Job: Keep every line where the word "ziemny" appears; drop the rest.

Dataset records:
──────────

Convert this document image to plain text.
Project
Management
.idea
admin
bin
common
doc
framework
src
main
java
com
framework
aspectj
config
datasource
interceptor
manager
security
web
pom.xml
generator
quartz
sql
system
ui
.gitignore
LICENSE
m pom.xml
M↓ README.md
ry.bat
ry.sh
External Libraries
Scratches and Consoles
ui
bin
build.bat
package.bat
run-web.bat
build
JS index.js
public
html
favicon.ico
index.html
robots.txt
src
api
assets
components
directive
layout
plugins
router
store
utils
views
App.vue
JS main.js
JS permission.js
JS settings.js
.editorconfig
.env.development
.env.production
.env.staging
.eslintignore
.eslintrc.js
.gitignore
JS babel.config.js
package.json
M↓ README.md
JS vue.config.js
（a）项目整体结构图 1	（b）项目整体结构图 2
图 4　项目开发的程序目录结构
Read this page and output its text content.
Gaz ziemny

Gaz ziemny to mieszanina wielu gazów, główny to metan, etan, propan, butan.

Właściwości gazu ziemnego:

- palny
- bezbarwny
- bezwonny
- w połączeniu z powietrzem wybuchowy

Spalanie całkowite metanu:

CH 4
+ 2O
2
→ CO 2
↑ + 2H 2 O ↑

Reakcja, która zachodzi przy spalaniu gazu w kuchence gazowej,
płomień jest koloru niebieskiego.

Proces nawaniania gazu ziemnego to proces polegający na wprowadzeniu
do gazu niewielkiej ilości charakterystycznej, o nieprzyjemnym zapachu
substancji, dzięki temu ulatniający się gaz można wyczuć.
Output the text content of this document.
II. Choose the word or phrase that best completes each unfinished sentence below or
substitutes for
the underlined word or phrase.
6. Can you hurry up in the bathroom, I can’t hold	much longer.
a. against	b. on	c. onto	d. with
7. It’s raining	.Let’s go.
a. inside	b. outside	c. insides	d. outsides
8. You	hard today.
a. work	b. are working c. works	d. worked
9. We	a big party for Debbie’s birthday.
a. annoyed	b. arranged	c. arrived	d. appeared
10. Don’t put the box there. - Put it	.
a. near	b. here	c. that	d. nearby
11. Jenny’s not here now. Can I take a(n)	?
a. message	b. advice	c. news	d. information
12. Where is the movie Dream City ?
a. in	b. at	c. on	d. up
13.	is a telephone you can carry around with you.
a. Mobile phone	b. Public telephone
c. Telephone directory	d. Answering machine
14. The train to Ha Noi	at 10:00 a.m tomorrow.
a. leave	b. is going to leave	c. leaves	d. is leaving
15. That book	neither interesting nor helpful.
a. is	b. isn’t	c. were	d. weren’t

──────────

The solution:
Gaz ziemny
Gaz ziemny to mieszanina wielu gazów, główny to metan, etan, propan, butan.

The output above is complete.